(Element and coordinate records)
==*==

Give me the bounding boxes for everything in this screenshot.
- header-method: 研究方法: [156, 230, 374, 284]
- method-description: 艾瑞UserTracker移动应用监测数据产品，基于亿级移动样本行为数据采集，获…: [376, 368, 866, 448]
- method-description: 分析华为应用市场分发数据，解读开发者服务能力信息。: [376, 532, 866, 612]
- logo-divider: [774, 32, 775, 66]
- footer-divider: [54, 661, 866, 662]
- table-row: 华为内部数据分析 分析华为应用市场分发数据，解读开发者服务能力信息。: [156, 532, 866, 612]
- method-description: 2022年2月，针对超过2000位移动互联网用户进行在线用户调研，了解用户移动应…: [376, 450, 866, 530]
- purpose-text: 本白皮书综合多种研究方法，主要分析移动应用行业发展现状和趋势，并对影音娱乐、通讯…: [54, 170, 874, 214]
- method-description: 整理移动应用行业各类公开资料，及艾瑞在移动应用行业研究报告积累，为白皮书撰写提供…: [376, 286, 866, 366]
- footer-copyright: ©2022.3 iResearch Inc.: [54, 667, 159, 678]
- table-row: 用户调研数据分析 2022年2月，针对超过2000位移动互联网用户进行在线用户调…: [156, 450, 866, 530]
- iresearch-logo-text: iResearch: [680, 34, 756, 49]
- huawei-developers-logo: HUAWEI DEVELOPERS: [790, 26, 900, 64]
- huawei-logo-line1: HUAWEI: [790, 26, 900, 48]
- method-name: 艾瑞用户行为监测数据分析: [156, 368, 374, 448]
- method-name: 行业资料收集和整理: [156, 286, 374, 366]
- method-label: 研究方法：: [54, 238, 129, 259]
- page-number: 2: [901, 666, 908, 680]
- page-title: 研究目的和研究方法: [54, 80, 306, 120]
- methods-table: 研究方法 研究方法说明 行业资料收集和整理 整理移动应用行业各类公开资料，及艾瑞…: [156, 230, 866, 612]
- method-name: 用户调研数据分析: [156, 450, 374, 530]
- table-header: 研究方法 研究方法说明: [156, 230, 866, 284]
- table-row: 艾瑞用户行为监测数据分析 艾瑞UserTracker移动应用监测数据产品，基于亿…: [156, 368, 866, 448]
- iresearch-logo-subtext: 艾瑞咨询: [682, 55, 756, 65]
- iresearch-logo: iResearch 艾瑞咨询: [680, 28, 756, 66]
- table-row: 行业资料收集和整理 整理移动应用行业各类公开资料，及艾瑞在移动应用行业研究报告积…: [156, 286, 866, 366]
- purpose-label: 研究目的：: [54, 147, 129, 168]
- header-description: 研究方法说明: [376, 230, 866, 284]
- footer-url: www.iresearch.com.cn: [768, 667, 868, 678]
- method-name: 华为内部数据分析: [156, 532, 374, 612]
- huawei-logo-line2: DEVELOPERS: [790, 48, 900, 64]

==*==

▶ **EXERCISE PROMPT**: Please arrange the lines of the records above as a JSON list of strings, one string per line, leaving out blank lines. Start from the first line of the records and continue through the line containing "[376, 532, 866, 612]", including both ends.

▶ **WRITTEN SOLUTION**:
[
  "Give me the bounding boxes for everything in this screenshot.",
  "- header-method: 研究方法: [156, 230, 374, 284]",
  "- method-description: 艾瑞UserTracker移动应用监测数据产品，基于亿级移动样本行为数据采集，获…: [376, 368, 866, 448]",
  "- method-description: 分析华为应用市场分发数据，解读开发者服务能力信息。: [376, 532, 866, 612]"
]